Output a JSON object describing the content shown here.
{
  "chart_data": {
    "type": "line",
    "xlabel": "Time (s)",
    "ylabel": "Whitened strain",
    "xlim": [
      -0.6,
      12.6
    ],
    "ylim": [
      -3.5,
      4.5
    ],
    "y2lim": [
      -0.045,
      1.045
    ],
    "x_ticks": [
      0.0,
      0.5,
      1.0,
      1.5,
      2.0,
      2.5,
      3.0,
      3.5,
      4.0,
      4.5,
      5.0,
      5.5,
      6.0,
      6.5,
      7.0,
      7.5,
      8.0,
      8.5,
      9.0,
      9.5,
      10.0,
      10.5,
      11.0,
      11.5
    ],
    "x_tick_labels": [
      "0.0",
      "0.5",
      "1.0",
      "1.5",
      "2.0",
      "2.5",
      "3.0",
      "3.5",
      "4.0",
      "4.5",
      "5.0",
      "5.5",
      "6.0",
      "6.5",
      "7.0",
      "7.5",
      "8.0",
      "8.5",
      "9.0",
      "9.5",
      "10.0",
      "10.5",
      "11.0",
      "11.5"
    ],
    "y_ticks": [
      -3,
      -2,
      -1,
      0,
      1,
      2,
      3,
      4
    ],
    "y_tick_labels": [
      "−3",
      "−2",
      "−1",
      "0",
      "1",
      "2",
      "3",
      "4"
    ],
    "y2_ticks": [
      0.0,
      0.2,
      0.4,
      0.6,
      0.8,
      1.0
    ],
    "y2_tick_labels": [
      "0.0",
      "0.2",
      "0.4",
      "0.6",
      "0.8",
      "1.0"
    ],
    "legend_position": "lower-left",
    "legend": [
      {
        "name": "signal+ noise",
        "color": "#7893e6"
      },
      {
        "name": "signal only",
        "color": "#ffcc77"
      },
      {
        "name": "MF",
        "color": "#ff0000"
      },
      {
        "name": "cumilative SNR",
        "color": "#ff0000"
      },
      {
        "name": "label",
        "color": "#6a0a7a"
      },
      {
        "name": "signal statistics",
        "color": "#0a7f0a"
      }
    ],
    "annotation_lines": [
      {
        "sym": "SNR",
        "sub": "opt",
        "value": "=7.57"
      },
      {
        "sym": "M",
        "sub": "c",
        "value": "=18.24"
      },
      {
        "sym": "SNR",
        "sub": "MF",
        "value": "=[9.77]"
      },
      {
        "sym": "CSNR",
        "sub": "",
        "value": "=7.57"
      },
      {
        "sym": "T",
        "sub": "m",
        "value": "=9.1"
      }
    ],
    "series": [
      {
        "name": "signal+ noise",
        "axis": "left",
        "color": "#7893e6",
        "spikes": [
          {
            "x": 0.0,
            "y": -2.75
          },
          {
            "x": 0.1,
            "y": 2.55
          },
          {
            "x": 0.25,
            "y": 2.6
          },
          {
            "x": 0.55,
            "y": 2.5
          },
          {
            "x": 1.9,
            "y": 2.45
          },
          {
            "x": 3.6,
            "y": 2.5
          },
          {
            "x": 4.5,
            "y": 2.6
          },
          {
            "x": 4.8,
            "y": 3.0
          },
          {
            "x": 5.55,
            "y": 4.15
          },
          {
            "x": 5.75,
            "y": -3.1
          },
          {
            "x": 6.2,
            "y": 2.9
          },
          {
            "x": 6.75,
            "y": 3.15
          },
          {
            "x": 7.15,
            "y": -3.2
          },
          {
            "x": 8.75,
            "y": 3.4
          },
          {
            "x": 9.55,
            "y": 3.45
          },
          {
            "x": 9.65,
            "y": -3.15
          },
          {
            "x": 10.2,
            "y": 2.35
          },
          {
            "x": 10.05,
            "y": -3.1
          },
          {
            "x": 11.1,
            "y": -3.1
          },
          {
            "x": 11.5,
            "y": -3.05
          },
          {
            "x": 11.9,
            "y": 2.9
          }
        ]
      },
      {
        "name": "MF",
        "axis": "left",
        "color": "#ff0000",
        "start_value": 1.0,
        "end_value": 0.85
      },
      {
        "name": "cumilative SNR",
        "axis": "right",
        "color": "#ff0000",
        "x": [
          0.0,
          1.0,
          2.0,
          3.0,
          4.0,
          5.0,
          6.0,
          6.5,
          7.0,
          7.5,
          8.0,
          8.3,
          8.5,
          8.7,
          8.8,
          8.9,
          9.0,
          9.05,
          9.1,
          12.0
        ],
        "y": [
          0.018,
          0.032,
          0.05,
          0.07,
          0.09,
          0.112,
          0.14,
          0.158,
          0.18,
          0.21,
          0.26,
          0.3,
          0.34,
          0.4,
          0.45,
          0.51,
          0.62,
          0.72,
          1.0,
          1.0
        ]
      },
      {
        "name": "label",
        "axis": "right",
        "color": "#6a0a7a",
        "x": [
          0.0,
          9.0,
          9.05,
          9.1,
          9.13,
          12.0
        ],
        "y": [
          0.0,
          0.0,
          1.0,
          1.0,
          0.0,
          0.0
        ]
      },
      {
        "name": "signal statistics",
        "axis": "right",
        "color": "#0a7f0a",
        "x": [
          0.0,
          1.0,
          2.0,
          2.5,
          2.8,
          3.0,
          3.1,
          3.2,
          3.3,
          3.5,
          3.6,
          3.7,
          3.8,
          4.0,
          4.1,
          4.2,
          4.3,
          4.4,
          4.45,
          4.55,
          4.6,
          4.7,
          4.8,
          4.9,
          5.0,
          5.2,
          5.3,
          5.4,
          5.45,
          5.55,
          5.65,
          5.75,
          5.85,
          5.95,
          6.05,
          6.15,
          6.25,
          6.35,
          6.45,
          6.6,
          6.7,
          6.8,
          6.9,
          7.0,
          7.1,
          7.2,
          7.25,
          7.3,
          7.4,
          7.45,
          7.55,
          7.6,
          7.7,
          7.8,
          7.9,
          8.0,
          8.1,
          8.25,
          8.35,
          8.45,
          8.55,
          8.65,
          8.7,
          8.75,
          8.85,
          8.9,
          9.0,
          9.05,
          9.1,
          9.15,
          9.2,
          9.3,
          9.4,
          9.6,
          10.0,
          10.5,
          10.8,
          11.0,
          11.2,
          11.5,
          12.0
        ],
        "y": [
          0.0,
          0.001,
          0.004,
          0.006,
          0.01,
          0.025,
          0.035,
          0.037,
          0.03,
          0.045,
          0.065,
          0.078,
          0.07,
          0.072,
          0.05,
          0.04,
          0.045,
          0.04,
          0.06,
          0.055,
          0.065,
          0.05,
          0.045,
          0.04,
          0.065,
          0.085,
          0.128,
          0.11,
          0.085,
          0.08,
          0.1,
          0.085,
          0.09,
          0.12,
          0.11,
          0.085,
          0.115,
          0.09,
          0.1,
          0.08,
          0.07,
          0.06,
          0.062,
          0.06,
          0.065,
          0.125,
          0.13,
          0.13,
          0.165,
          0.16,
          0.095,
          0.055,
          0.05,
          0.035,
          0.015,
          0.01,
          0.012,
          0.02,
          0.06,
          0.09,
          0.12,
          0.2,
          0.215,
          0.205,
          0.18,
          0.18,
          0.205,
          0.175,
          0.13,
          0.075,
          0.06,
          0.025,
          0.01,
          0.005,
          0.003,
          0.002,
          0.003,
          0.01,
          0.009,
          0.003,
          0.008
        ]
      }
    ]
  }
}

------------------------------------------------

Extract, word for word, each line of the listing above.

:: Answer to this problem ::
Output a JSON object describing the content shown here.
{
  "chart_data": {
    "type": "line",
    "xlabel": "Time (s)",
    "ylabel": "Whitened strain",
    "xlim": [
      -0.6,
      12.6
    ],
    "ylim": [
      -3.5,
      4.5
    ],
    "y2lim": [
      -0.045,
      1.045
    ],
    "x_ticks": [
      0.0,
      0.5,
      1.0,
      1.5,
      2.0,
      2.5,
      3.0,
      3.5,
      4.0,
      4.5,
      5.0,
      5.5,
      6.0,
      6.5,
      7.0,
      7.5,
      8.0,
      8.5,
      9.0,
      9.5,
      10.0,
      10.5,
      11.0,
      11.5
    ],
    "x_tick_labels": [
      "0.0",
      "0.5",
      "1.0",
      "1.5",
      "2.0",
      "2.5",
      "3.0",
      "3.5",
      "4.0",
      "4.5",
      "5.0",
      "5.5",
      "6.0",
      "6.5",
      "7.0",
      "7.5",
      "8.0",
      "8.5",
      "9.0",
      "9.5",
      "10.0",
      "10.5",
      "11.0",
      "11.5"
    ],
    "y_ticks": [
      -3,
      -2,
      -1,
      0,
      1,
      2,
      3,
      4
    ],
    "y_tick_labels": [
      "−3",
      "−2",
      "−1",
      "0",
      "1",
      "2",
      "3",
      "4"
    ],
    "y2_ticks": [
      0.0,
      0.2,
      0.4,
      0.6,
      0.8,
      1.0
    ],
    "y2_tick_labels": [
      "0.0",
      "0.2",
      "0.4",
      "0.6",
      "0.8",
      "1.0"
    ],
    "legend_position": "lower-left",
    "legend": [
      {
        "name": "signal+ noise",
        "color": "#7893e6"
      },
      {
        "name": "signal only",
        "color": "#ffcc77"
      },
      {
        "name": "MF",
        "color": "#ff0000"
      },
      {
        "name": "cumilative SNR",
        "color": "#ff0000"
      },
      {
        "name": "label",
        "color": "#6a0a7a"
      },
      {
        "name": "signal statistics",
        "color": "#0a7f0a"
      }
    ],
    "annotation_lines": [
      {
        "sym": "SNR",
        "sub": "opt",
        "value": "=7.57"
      },
      {
        "sym": "M",
        "sub": "c",
        "value": "=18.24"
      },
      {
        "sym": "SNR",
        "sub": "MF",
        "value": "=[9.77]"
      },
      {
        "sym": "CSNR",
        "sub": "",
        "value": "=7.57"
      },
      {
        "sym": "T",
        "sub": "m",
        "value": "=9.1"
      }
    ],
    "series": [
      {
        "name": "signal+ noise",
        "axis": "left",
        "color": "#7893e6",
        "spikes": [
          {
            "x": 0.0,
            "y": -2.75
          },
          {
            "x": 0.1,
            "y": 2.55
          },
          {
            "x": 0.25,
            "y": 2.6
          },
          {
            "x": 0.55,
            "y": 2.5
          },
          {
            "x": 1.9,
            "y": 2.45
          },
          {
            "x": 3.6,
            "y": 2.5
          },
          {
            "x": 4.5,
            "y": 2.6
          },
          {
            "x": 4.8,
            "y": 3.0
          },
          {
            "x": 5.55,
            "y": 4.15
          },
          {
            "x": 5.75,
            "y": -3.1
          },
          {
            "x": 6.2,
            "y": 2.9
          },
          {
            "x": 6.75,
            "y": 3.15
          },
          {
            "x": 7.15,
            "y": -3.2
          },
          {
            "x": 8.75,
            "y": 3.4
          },
          {
            "x": 9.55,
            "y": 3.45
          },
          {
            "x": 9.65,
            "y": -3.15
          },
          {
            "x": 10.2,
            "y": 2.35
          },
          {
            "x": 10.05,
            "y": -3.1
          },
          {
            "x": 11.1,
            "y": -3.1
          },
          {
            "x": 11.5,
            "y": -3.05
          },
          {
            "x": 11.9,
            "y": 2.9
          }
        ]
      },
      {
        "name": "MF",
        "axis": "left",
        "color": "#ff0000",
        "start_value": 1.0,
        "end_value": 0.85
      },
      {
        "name": "cumilative SNR",
        "axis": "right",
        "color": "#ff0000",
        "x": [
          0.0,
          1.0,
          2.0,
          3.0,
          4.0,
          5.0,
          6.0,
          6.5,
          7.0,
          7.5,
          8.0,
          8.3,
          8.5,
          8.7,
          8.8,
          8.9,
          9.0,
          9.05,
          9.1,
          12.0
        ],
        "y": [
          0.018,
          0.032,
          0.05,
          0.07,
          0.09,
          0.112,
          0.14,
          0.158,
          0.18,
          0.21,
          0.26,
          0.3,
          0.34,
          0.4,
          0.45,
          0.51,
          0.62,
          0.72,
          1.0,
          1.0
        ]
      },
      {
        "name": "label",
        "axis": "right",
        "color": "#6a0a7a",
        "x": [
          0.0,
          9.0,
          9.05,
          9.1,
          9.13,
          12.0
        ],
        "y": [
          0.0,
          0.0,
          1.0,
          1.0,
          0.0,
          0.0
        ]
      },
      {
        "name": "signal statistics",
        "axis": "right",
        "color": "#0a7f0a",
        "x": [
          0.0,
          1.0,
          2.0,
          2.5,
          2.8,
          3.0,
          3.1,
          3.2,
          3.3,
          3.5,
          3.6,
          3.7,
          3.8,
          4.0,
          4.1,
          4.2,
          4.3,
          4.4,
          4.45,
          4.55,
          4.6,
          4.7,
          4.8,
          4.9,
          5.0,
          5.2,
          5.3,
          5.4,
          5.45,
          5.55,
          5.65,
          5.75,
          5.85,
          5.95,
          6.05,
          6.15,
          6.25,
          6.35,
          6.45,
          6.6,
          6.7,
          6.8,
          6.9,
          7.0,
          7.1,
          7.2,
          7.25,
          7.3,
          7.4,
          7.45,
          7.55,
          7.6,
          7.7,
          7.8,
          7.9,
          8.0,
          8.1,
          8.25,
          8.35,
          8.45,
          8.55,
          8.65,
          8.7,
          8.75,
          8.85,
          8.9,
          9.0,
          9.05,
          9.1,
          9.15,
          9.2,
          9.3,
          9.4,
          9.6,
          10.0,
          10.5,
          10.8,
          11.0,
          11.2,
          11.5,
          12.0
        ],
        "y": [
          0.0,
          0.001,
          0.004,
          0.006,
          0.01,
          0.025,
          0.035,
          0.037,
          0.03,
          0.045,
          0.065,
          0.078,
          0.07,
          0.072,
          0.05,
          0.04,
          0.045,
          0.04,
          0.06,
          0.055,
          0.065,
          0.05,
          0.045,
          0.04,
          0.065,
          0.085,
          0.128,
          0.11,
          0.085,
          0.08,
          0.1,
          0.085,
          0.09,
          0.12,
          0.11,
          0.085,
          0.115,
          0.09,
          0.1,
          0.08,
          0.07,
          0.06,
          0.062,
          0.06,
          0.065,
          0.125,
          0.13,
          0.13,
          0.165,
          0.16,
          0.095,
          0.055,
          0.05,
          0.035,
          0.015,
          0.01,
          0.012,
          0.02,
          0.06,
          0.09,
          0.12,
          0.2,
          0.215,
          0.205,
          0.18,
          0.18,
          0.205,
          0.175,
          0.13,
          0.075,
          0.06,
          0.025,
          0.01,
          0.005,
          0.003,
          0.002,
          0.003,
          0.01,
          0.009,
          0.003,
          0.008
        ]
      }
    ]
  }
}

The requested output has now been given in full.